-------- Record list --------
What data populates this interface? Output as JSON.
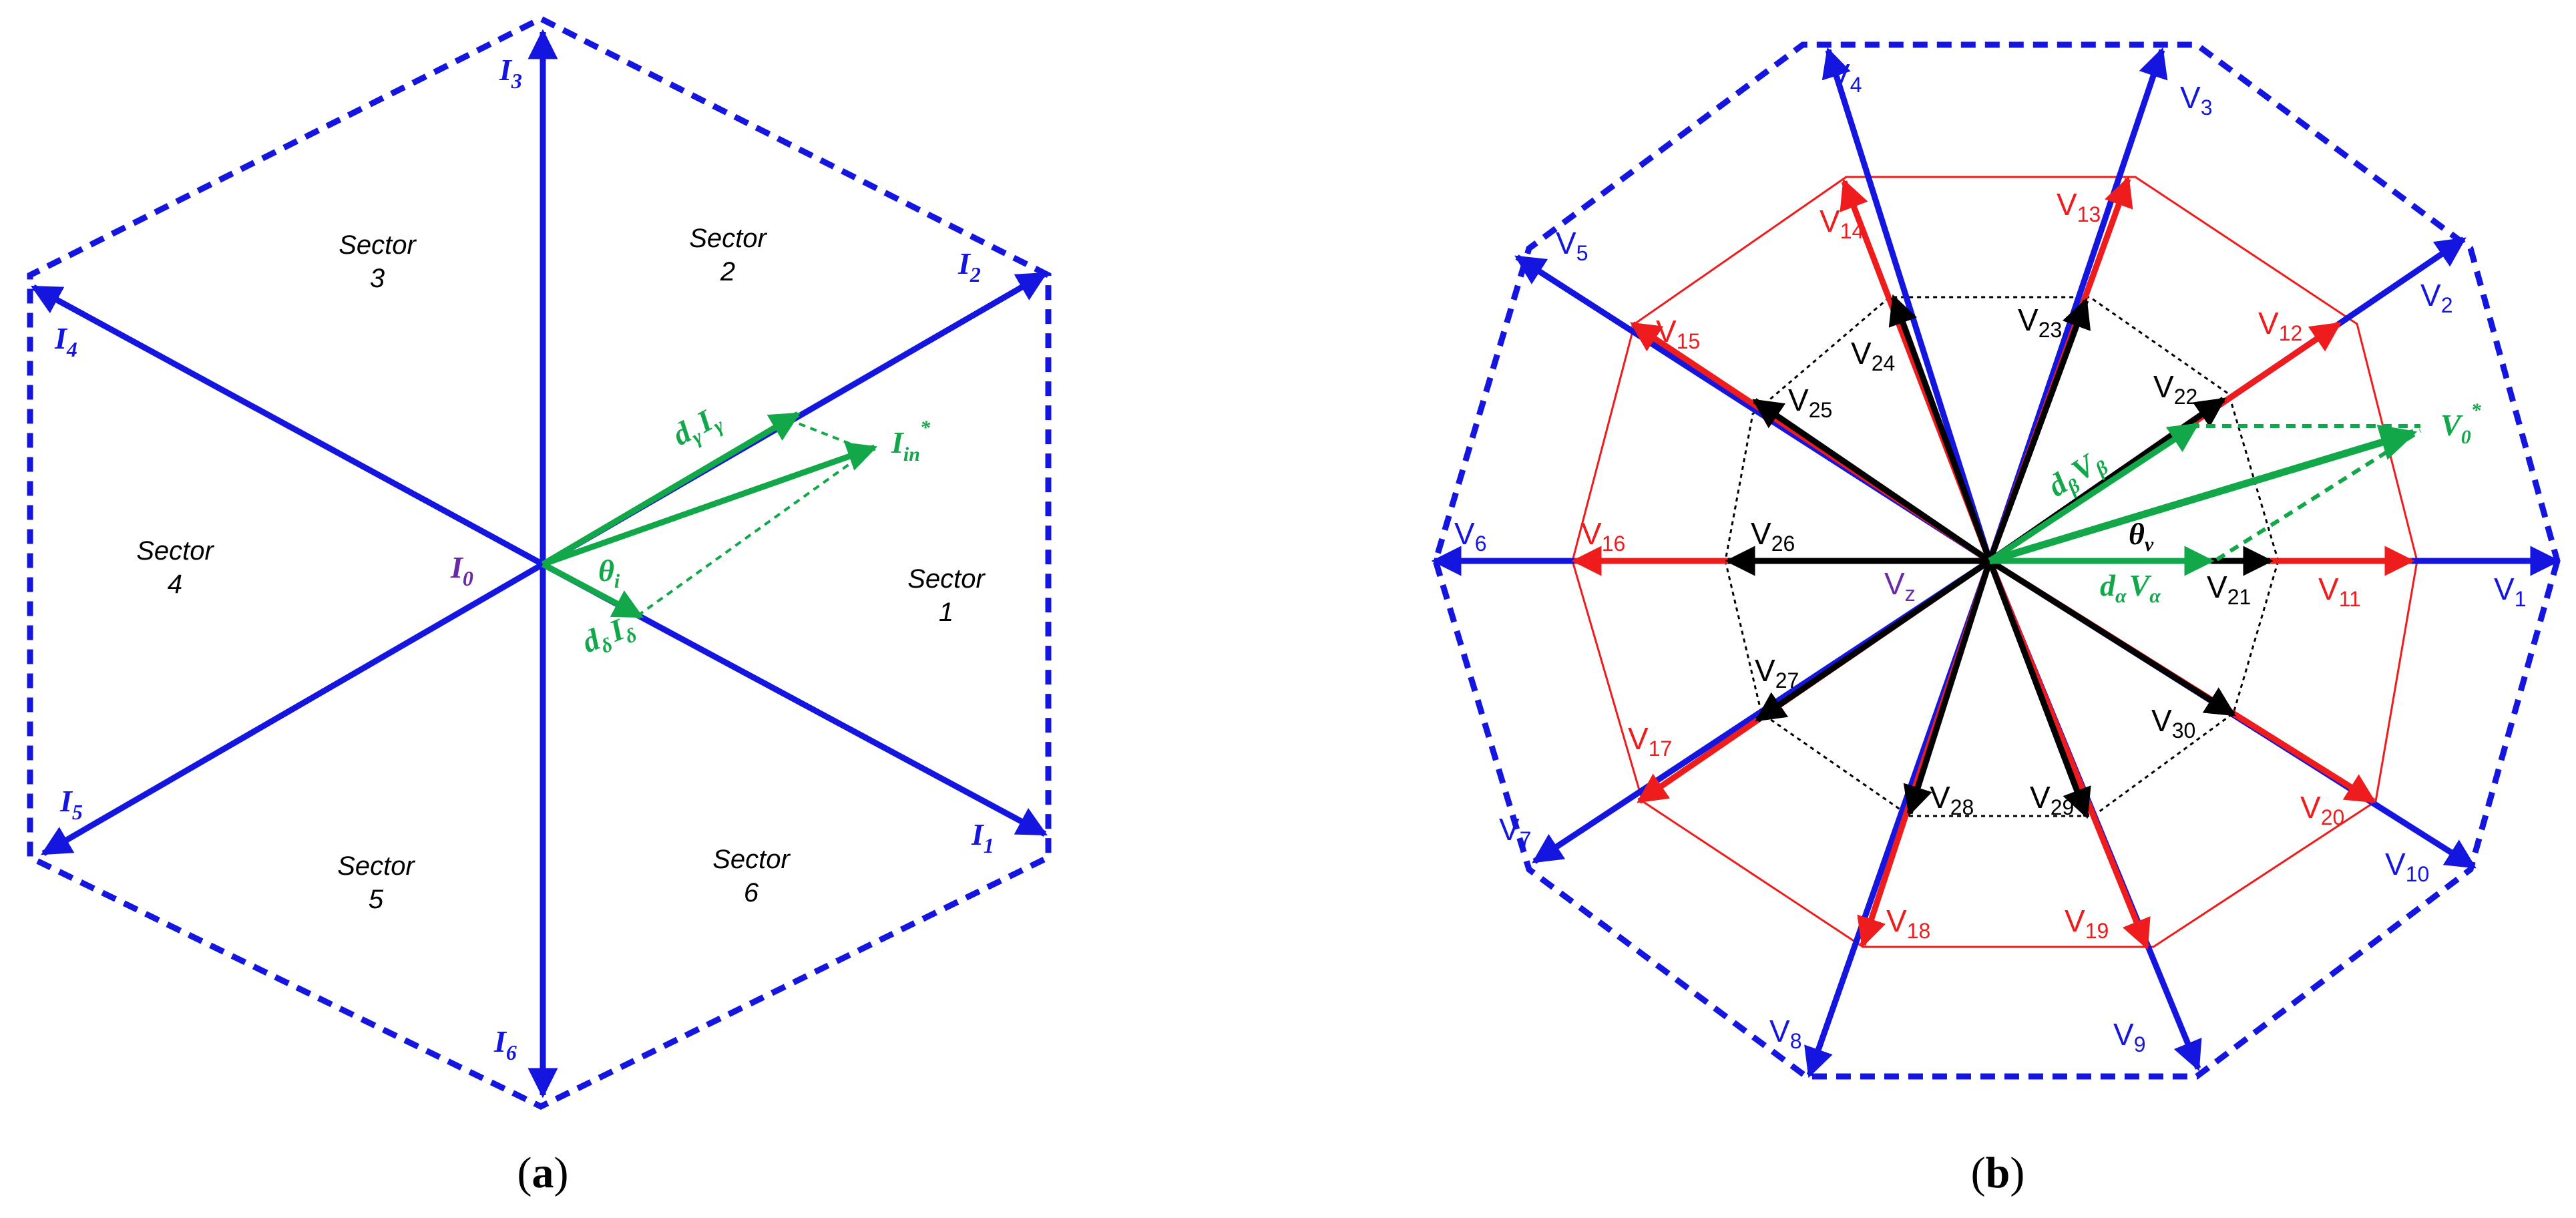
{
  "colors": {
    "blue": "#1515e0",
    "red": "#ee1c1c",
    "black": "#000000",
    "green": "#12a84a",
    "purple": "#6a2aa6"
  },
  "panel_a": {
    "caption_label": "a",
    "origin_label": "I",
    "origin_sub": "0",
    "vectors": [
      {
        "name": "I",
        "sub": "1"
      },
      {
        "name": "I",
        "sub": "2"
      },
      {
        "name": "I",
        "sub": "3"
      },
      {
        "name": "I",
        "sub": "4"
      },
      {
        "name": "I",
        "sub": "5"
      },
      {
        "name": "I",
        "sub": "6"
      }
    ],
    "sectors": [
      {
        "word": "Sector",
        "num": "1"
      },
      {
        "word": "Sector",
        "num": "2"
      },
      {
        "word": "Sector",
        "num": "3"
      },
      {
        "word": "Sector",
        "num": "4"
      },
      {
        "word": "Sector",
        "num": "5"
      },
      {
        "word": "Sector",
        "num": "6"
      }
    ],
    "d_gamma": {
      "d": "d",
      "d_sub": "γ",
      "i": "I",
      "i_sub": "γ"
    },
    "d_delta": {
      "d": "d",
      "d_sub": "δ",
      "i": "I",
      "i_sub": "δ"
    },
    "i_ref": {
      "i": "I",
      "sub": "in",
      "sup": "*"
    },
    "theta": {
      "t": "θ",
      "sub": "i"
    }
  },
  "panel_b": {
    "caption_label": "b",
    "outer_vectors": [
      {
        "name": "V",
        "sub": "1"
      },
      {
        "name": "V",
        "sub": "2"
      },
      {
        "name": "V",
        "sub": "3"
      },
      {
        "name": "V",
        "sub": "4"
      },
      {
        "name": "V",
        "sub": "5"
      },
      {
        "name": "V",
        "sub": "6"
      },
      {
        "name": "V",
        "sub": "7"
      },
      {
        "name": "V",
        "sub": "8"
      },
      {
        "name": "V",
        "sub": "9"
      },
      {
        "name": "V",
        "sub": "10"
      }
    ],
    "middle_vectors": [
      {
        "name": "V",
        "sub": "11"
      },
      {
        "name": "V",
        "sub": "12"
      },
      {
        "name": "V",
        "sub": "13"
      },
      {
        "name": "V",
        "sub": "14"
      },
      {
        "name": "V",
        "sub": "15"
      },
      {
        "name": "V",
        "sub": "16"
      },
      {
        "name": "V",
        "sub": "17"
      },
      {
        "name": "V",
        "sub": "18"
      },
      {
        "name": "V",
        "sub": "19"
      },
      {
        "name": "V",
        "sub": "20"
      }
    ],
    "inner_vectors": [
      {
        "name": "V",
        "sub": "21"
      },
      {
        "name": "V",
        "sub": "22"
      },
      {
        "name": "V",
        "sub": "23"
      },
      {
        "name": "V",
        "sub": "24"
      },
      {
        "name": "V",
        "sub": "25"
      },
      {
        "name": "V",
        "sub": "26"
      },
      {
        "name": "V",
        "sub": "27"
      },
      {
        "name": "V",
        "sub": "28"
      },
      {
        "name": "V",
        "sub": "29"
      },
      {
        "name": "V",
        "sub": "30"
      }
    ],
    "zero": {
      "name": "V",
      "sub": "z"
    },
    "d_alpha": {
      "d": "d",
      "d_sub": "α",
      "v": "V",
      "v_sub": "α"
    },
    "d_beta": {
      "d": "d",
      "d_sub": "β",
      "v": "V",
      "v_sub": "β"
    },
    "v_ref": {
      "v": "V",
      "sub": "0",
      "sup": "*"
    },
    "theta": {
      "t": "θ",
      "sub": "v"
    }
  }
}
--------
Work instructions: The material above holds pictures; copy everything else in it exactly.

The completed task:
What data populates this interface? Output as JSON.
{
  "colors": {
    "blue": "#1515e0",
    "red": "#ee1c1c",
    "black": "#000000",
    "green": "#12a84a",
    "purple": "#6a2aa6"
  },
  "panel_a": {
    "caption_label": "a",
    "origin_label": "I",
    "origin_sub": "0",
    "vectors": [
      {
        "name": "I",
        "sub": "1"
      },
      {
        "name": "I",
        "sub": "2"
      },
      {
        "name": "I",
        "sub": "3"
      },
      {
        "name": "I",
        "sub": "4"
      },
      {
        "name": "I",
        "sub": "5"
      },
      {
        "name": "I",
        "sub": "6"
      }
    ],
    "sectors": [
      {
        "word": "Sector",
        "num": "1"
      },
      {
        "word": "Sector",
        "num": "2"
      },
      {
        "word": "Sector",
        "num": "3"
      },
      {
        "word": "Sector",
        "num": "4"
      },
      {
        "word": "Sector",
        "num": "5"
      },
      {
        "word": "Sector",
        "num": "6"
      }
    ],
    "d_gamma": {
      "d": "d",
      "d_sub": "γ",
      "i": "I",
      "i_sub": "γ"
    },
    "d_delta": {
      "d": "d",
      "d_sub": "δ",
      "i": "I",
      "i_sub": "δ"
    },
    "i_ref": {
      "i": "I",
      "sub": "in",
      "sup": "*"
    },
    "theta": {
      "t": "θ",
      "sub": "i"
    }
  },
  "panel_b": {
    "caption_label": "b",
    "outer_vectors": [
      {
        "name": "V",
        "sub": "1"
      },
      {
        "name": "V",
        "sub": "2"
      },
      {
        "name": "V",
        "sub": "3"
      },
      {
        "name": "V",
        "sub": "4"
      },
      {
        "name": "V",
        "sub": "5"
      },
      {
        "name": "V",
        "sub": "6"
      },
      {
        "name": "V",
        "sub": "7"
      },
      {
        "name": "V",
        "sub": "8"
      },
      {
        "name": "V",
        "sub": "9"
      },
      {
        "name": "V",
        "sub": "10"
      }
    ],
    "middle_vectors": [
      {
        "name": "V",
        "sub": "11"
      },
      {
        "name": "V",
        "sub": "12"
      },
      {
        "name": "V",
        "sub": "13"
      },
      {
        "name": "V",
        "sub": "14"
      },
      {
        "name": "V",
        "sub": "15"
      },
      {
        "name": "V",
        "sub": "16"
      },
      {
        "name": "V",
        "sub": "17"
      },
      {
        "name": "V",
        "sub": "18"
      },
      {
        "name": "V",
        "sub": "19"
      },
      {
        "name": "V",
        "sub": "20"
      }
    ],
    "inner_vectors": [
      {
        "name": "V",
        "sub": "21"
      },
      {
        "name": "V",
        "sub": "22"
      },
      {
        "name": "V",
        "sub": "23"
      },
      {
        "name": "V",
        "sub": "24"
      },
      {
        "name": "V",
        "sub": "25"
      },
      {
        "name": "V",
        "sub": "26"
      },
      {
        "name": "V",
        "sub": "27"
      },
      {
        "name": "V",
        "sub": "28"
      },
      {
        "name": "V",
        "sub": "29"
      },
      {
        "name": "V",
        "sub": "30"
      }
    ],
    "zero": {
      "name": "V",
      "sub": "z"
    },
    "d_alpha": {
      "d": "d",
      "d_sub": "α",
      "v": "V",
      "v_sub": "α"
    },
    "d_beta": {
      "d": "d",
      "d_sub": "β",
      "v": "V",
      "v_sub": "β"
    },
    "v_ref": {
      "v": "V",
      "sub": "0",
      "sup": "*"
    },
    "theta": {
      "t": "θ",
      "sub": "v"
    }
  }
}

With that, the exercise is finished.